[Do this]: Tally how many lines include "name". The number is the whole answer.

=======

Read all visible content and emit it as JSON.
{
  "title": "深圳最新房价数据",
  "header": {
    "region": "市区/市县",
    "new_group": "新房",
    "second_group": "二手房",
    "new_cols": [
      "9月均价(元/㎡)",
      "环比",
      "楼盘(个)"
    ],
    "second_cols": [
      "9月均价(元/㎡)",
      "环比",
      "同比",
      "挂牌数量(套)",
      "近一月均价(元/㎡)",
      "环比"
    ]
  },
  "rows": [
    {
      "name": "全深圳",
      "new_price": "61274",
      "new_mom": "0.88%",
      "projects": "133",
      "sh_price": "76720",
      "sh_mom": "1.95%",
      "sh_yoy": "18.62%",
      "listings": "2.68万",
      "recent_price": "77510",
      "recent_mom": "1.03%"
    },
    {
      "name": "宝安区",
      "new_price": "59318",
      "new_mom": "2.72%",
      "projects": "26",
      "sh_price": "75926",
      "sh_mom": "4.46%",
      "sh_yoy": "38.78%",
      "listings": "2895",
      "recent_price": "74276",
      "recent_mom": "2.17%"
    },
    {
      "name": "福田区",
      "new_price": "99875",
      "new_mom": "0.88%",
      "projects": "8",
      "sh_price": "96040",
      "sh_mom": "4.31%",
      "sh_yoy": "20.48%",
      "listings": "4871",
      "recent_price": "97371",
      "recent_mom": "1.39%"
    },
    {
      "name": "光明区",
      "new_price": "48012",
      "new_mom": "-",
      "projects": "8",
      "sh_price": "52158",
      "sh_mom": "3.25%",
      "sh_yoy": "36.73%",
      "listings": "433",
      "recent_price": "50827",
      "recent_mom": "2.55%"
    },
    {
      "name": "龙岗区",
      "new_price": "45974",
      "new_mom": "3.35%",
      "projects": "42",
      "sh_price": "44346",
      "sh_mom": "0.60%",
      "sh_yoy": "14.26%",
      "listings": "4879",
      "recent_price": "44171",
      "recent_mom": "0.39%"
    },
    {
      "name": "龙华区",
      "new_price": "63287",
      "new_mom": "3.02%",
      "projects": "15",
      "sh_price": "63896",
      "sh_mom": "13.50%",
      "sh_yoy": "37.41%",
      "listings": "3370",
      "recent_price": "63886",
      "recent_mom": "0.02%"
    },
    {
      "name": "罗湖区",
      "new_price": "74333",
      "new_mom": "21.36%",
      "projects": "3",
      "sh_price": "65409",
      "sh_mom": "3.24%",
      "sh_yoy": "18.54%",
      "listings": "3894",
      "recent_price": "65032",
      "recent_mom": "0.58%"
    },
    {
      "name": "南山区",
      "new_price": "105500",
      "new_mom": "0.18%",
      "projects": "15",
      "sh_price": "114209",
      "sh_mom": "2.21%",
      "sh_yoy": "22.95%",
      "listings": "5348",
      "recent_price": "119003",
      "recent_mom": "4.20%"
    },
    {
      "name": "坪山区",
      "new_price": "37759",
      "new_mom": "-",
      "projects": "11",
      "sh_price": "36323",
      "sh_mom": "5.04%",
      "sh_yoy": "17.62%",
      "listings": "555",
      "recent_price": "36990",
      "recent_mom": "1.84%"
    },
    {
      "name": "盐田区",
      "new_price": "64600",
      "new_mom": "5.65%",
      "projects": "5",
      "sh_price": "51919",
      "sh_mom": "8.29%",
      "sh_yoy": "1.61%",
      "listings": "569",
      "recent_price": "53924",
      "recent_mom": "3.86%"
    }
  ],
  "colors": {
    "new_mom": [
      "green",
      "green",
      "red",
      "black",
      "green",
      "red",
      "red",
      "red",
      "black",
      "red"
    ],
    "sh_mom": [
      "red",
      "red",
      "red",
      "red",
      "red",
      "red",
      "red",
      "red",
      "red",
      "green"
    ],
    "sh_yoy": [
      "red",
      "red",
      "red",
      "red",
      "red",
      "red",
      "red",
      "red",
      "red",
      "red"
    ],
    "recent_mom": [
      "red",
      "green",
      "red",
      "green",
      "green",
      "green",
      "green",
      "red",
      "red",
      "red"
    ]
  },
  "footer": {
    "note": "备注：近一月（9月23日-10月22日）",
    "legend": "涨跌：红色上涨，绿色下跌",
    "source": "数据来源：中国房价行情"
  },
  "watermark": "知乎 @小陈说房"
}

=======

[Correct answer]: 10